■ **Provided material**
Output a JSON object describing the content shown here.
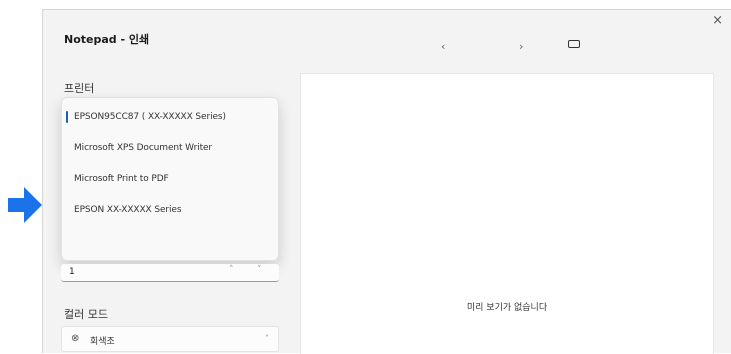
{
  "dialog": {
    "title": "Notepad - 인쇄",
    "close_label": "×",
    "nav_prev": "‹",
    "nav_next": "›"
  },
  "printer": {
    "section_label": "프린터",
    "options": [
      "EPSON95CC87 ( XX-XXXXX Series)",
      "Microsoft XPS Document Writer",
      "Microsoft Print to PDF",
      "EPSON XX-XXXXX Series"
    ]
  },
  "copies": {
    "value": "1",
    "up": "˄",
    "down": "˅"
  },
  "color_mode": {
    "section_label": "컬러 모드",
    "value": "회색조",
    "chevron": "˅"
  },
  "preview": {
    "empty_text": "미리 보기가 없습니다"
  },
  "colors": {
    "accent": "#1a5fb4",
    "arrow": "#1a73e8"
  }
}
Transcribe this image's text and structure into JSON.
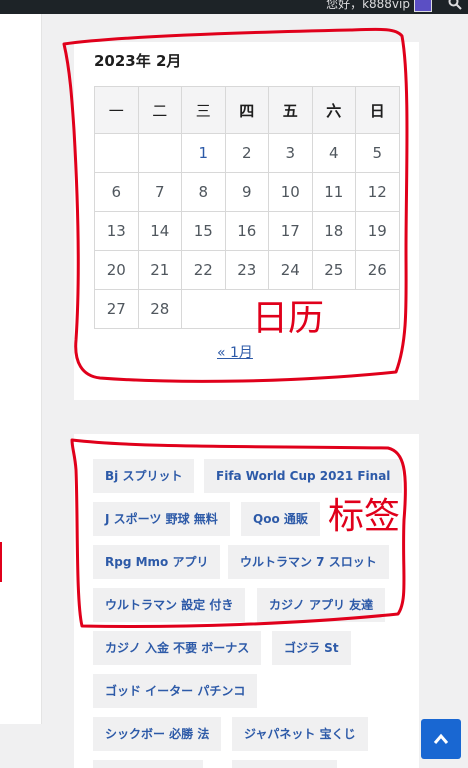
{
  "admin_bar": {
    "greeting": "您好，k888vip"
  },
  "calendar": {
    "caption": "2023年 2月",
    "weekdays": [
      "一",
      "二",
      "三",
      "四",
      "五",
      "六",
      "日"
    ],
    "rows": [
      [
        "",
        "",
        "1",
        "2",
        "3",
        "4",
        "5"
      ],
      [
        "6",
        "7",
        "8",
        "9",
        "10",
        "11",
        "12"
      ],
      [
        "13",
        "14",
        "15",
        "16",
        "17",
        "18",
        "19"
      ],
      [
        "20",
        "21",
        "22",
        "23",
        "24",
        "25",
        "26"
      ],
      [
        "27",
        "28",
        "",
        "",
        "",
        "",
        ""
      ]
    ],
    "prev_link": "« 1月"
  },
  "tags": [
    "Bj スプリット",
    "Fifa World Cup 2021 Final",
    "J スポーツ 野球 無料",
    "Qoo 通販",
    "Rpg Mmo アプリ",
    "ウルトラマン 7 スロット",
    "ウルトラマン 設定 付き",
    "カジノ アプリ 友達",
    "カジノ 入金 不要 ボーナス",
    "ゴジラ St",
    "ゴッド イーター パチンコ",
    "シックボー 必勝 法",
    "ジャパネット 宝くじ"
  ],
  "annotations": {
    "calendar_note": "日历",
    "tags_note": "标签",
    "color": "#e0001b"
  },
  "colors": {
    "link": "#2d5aa8",
    "tag_bg": "#f0f0f1",
    "to_top_bg": "#1967d2"
  }
}
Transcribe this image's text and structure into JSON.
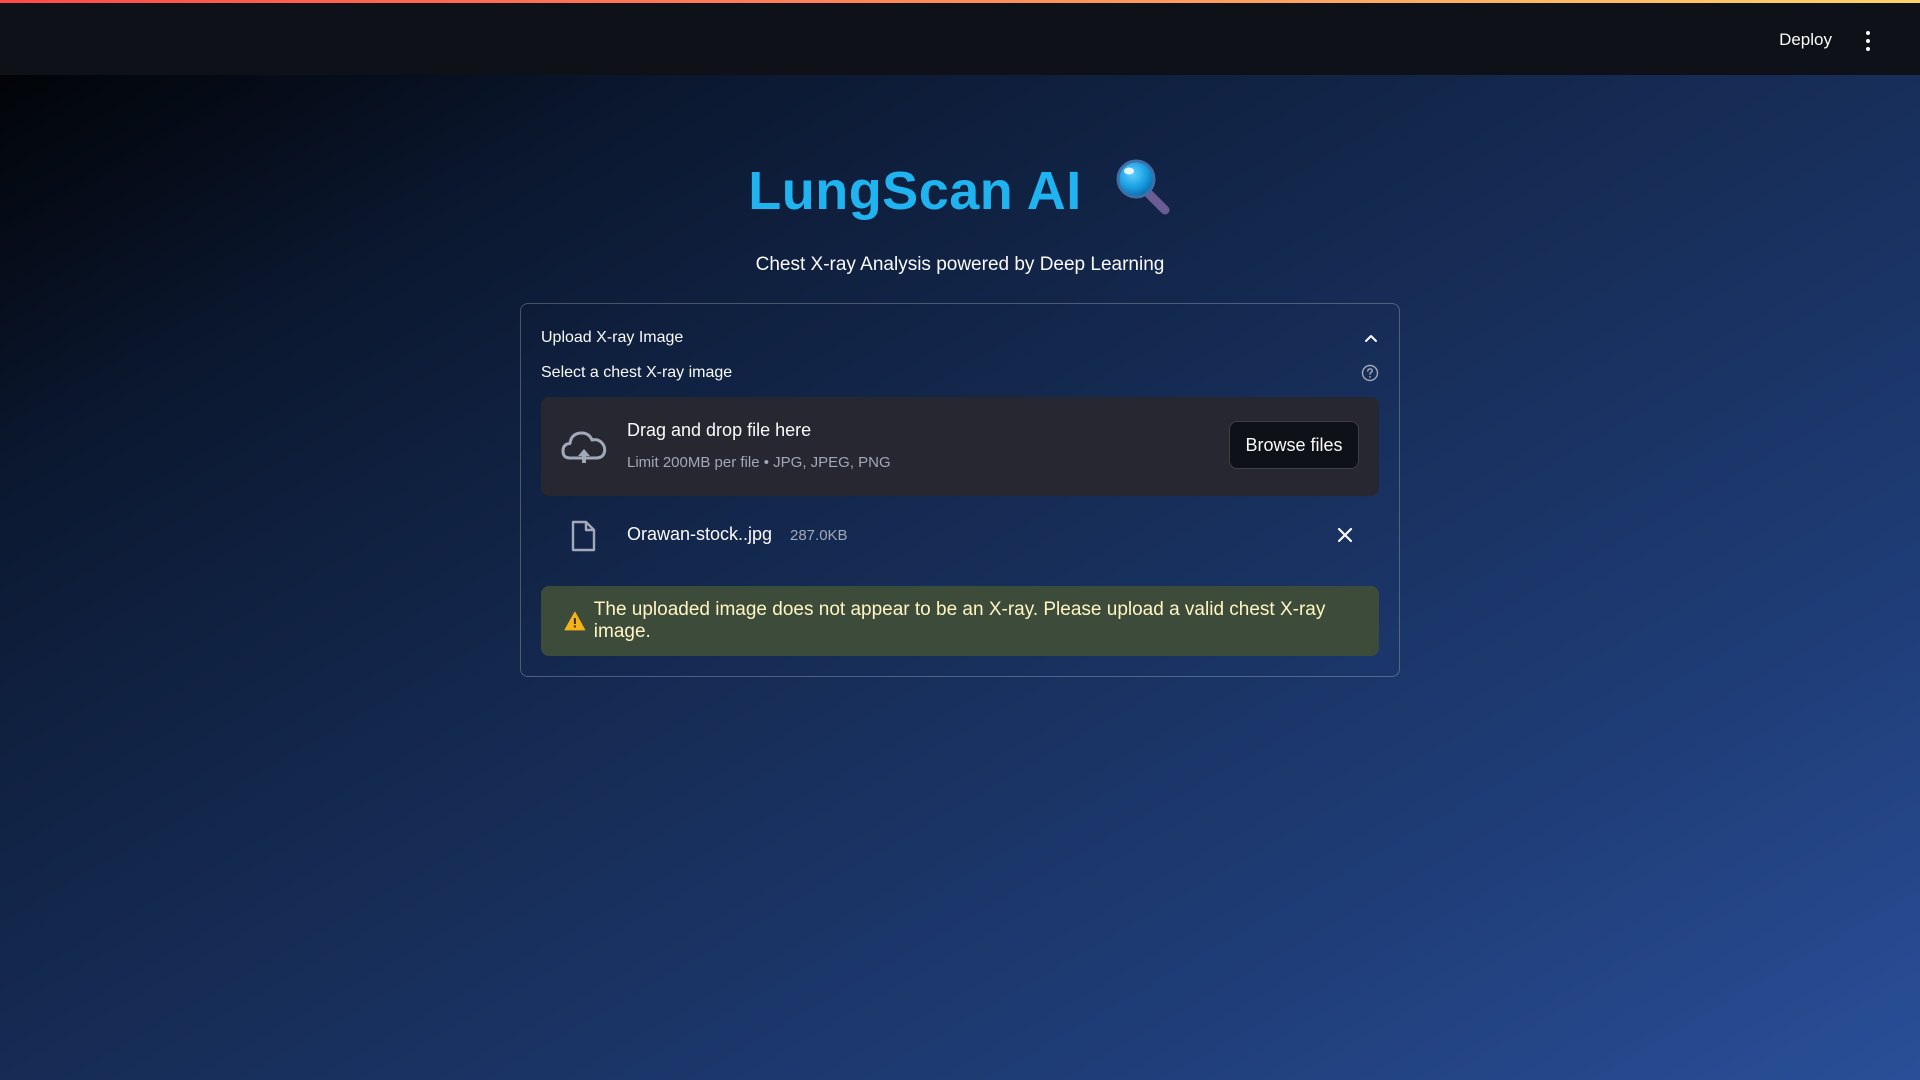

■ **Instructions to follow**
Repeat the material above in full and unchanged, minus its images.

■ **The solution**
Output a JSON object describing the content shown here.
{
  "dialog": {
    "title": "Notepad - 인쇄",
    "close_label": "×",
    "nav_prev": "‹",
    "nav_next": "›"
  },
  "printer": {
    "section_label": "프린터",
    "options": [
      "EPSON95CC87 ( XX-XXXXX Series)",
      "Microsoft XPS Document Writer",
      "Microsoft Print to PDF",
      "EPSON XX-XXXXX Series"
    ]
  },
  "copies": {
    "value": "1",
    "up": "˄",
    "down": "˅"
  },
  "color_mode": {
    "section_label": "컬러 모드",
    "value": "회색조",
    "chevron": "˅"
  },
  "preview": {
    "empty_text": "미리 보기가 없습니다"
  },
  "colors": {
    "accent": "#1a5fb4",
    "arrow": "#1a73e8"
  }
}
Transcribe this image's text and structure into JSON.
{
  "admin_bar": {
    "greeting": "您好，k888vip"
  },
  "calendar": {
    "caption": "2023年 2月",
    "weekdays": [
      "一",
      "二",
      "三",
      "四",
      "五",
      "六",
      "日"
    ],
    "rows": [
      [
        "",
        "",
        "1",
        "2",
        "3",
        "4",
        "5"
      ],
      [
        "6",
        "7",
        "8",
        "9",
        "10",
        "11",
        "12"
      ],
      [
        "13",
        "14",
        "15",
        "16",
        "17",
        "18",
        "19"
      ],
      [
        "20",
        "21",
        "22",
        "23",
        "24",
        "25",
        "26"
      ],
      [
        "27",
        "28",
        "",
        "",
        "",
        "",
        ""
      ]
    ],
    "prev_link": "« 1月"
  },
  "tags": [
    "Bj スプリット",
    "Fifa World Cup 2021 Final",
    "J スポーツ 野球 無料",
    "Qoo 通販",
    "Rpg Mmo アプリ",
    "ウルトラマン 7 スロット",
    "ウルトラマン 設定 付き",
    "カジノ アプリ 友達",
    "カジノ 入金 不要 ボーナス",
    "ゴジラ St",
    "ゴッド イーター パチンコ",
    "シックボー 必勝 法",
    "ジャパネット 宝くじ"
  ],
  "annotations": {
    "calendar_note": "日历",
    "tags_note": "标签",
    "color": "#e0001b"
  },
  "colors": {
    "link": "#2d5aa8",
    "tag_bg": "#f0f0f1",
    "to_top_bg": "#1967d2"
  }
}
Transcribe this image's text and structure into JSON.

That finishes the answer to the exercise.